Exercise aim |
Collect each line holding the string "超越时空".

Source data |
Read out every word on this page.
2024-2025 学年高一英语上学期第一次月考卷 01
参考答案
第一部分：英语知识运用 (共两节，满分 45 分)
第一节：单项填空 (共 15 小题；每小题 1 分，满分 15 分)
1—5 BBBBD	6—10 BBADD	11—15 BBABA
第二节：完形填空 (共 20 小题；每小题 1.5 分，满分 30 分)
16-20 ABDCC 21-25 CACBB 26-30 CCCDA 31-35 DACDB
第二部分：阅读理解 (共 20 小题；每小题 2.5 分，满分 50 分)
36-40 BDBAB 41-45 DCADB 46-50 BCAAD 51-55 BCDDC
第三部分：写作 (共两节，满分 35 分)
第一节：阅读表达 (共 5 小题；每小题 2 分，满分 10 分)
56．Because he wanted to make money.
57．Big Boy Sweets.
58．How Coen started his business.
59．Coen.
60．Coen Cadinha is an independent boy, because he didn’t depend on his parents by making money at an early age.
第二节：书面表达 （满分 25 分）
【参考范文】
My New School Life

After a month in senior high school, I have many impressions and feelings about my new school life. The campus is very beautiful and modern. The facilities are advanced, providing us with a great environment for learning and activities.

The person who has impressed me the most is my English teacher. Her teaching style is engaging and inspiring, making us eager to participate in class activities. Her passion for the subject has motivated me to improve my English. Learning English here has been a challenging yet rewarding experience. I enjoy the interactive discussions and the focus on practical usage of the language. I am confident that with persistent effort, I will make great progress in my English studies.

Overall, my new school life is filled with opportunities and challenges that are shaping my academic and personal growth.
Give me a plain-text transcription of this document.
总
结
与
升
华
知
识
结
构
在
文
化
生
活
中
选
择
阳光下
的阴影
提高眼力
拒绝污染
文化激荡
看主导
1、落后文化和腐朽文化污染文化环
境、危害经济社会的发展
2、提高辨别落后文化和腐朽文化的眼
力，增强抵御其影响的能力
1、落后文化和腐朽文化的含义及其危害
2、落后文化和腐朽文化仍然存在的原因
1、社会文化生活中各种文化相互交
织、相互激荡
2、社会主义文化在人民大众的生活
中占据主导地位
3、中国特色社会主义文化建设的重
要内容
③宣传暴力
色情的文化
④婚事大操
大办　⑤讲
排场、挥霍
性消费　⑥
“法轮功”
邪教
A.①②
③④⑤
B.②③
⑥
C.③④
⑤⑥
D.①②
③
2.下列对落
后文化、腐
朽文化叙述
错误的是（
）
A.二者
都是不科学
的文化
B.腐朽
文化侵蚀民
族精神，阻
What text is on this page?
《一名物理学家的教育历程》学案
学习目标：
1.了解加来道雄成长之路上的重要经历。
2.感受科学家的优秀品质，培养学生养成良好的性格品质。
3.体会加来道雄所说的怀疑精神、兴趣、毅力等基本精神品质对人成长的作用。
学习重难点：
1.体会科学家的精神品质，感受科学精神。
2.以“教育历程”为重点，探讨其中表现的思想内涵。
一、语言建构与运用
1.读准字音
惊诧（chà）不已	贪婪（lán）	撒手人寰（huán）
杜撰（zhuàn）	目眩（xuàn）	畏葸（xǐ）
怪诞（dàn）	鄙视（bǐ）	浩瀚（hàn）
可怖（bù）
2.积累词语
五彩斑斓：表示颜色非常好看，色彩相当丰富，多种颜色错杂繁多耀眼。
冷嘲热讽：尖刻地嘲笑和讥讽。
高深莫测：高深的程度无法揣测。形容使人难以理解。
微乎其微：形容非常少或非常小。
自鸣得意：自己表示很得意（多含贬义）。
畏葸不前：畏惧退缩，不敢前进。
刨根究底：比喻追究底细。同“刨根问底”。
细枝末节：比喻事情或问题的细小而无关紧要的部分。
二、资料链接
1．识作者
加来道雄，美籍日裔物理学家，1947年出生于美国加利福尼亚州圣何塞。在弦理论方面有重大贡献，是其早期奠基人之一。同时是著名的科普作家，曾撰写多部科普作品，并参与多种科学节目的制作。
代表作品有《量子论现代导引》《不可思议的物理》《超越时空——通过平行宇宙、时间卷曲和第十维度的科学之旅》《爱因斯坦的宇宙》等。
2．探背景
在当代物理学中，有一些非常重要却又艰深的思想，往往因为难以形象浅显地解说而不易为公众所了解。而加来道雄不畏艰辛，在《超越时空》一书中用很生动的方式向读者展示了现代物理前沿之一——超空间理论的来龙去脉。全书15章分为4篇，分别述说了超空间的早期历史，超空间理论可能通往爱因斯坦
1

Answer to this problem |
代表作品有《量子论现代导引》《不可思议的物理》《超越时空——通过平行宇宙、时间卷曲和第十维度的科学之旅》《爱因斯坦的宇宙》等。
在当代物理学中，有一些非常重要却又艰深的思想，往往因为难以形象浅显地解说而不易为公众所了解。而加来道雄不畏艰辛，在《超越时空》一书中用很生动的方式向读者展示了现代物理前沿之一——超空间理论的来龙去脉。全书15章分为4篇，分别述说了超空间的早期历史，超空间理论可能通往爱因斯坦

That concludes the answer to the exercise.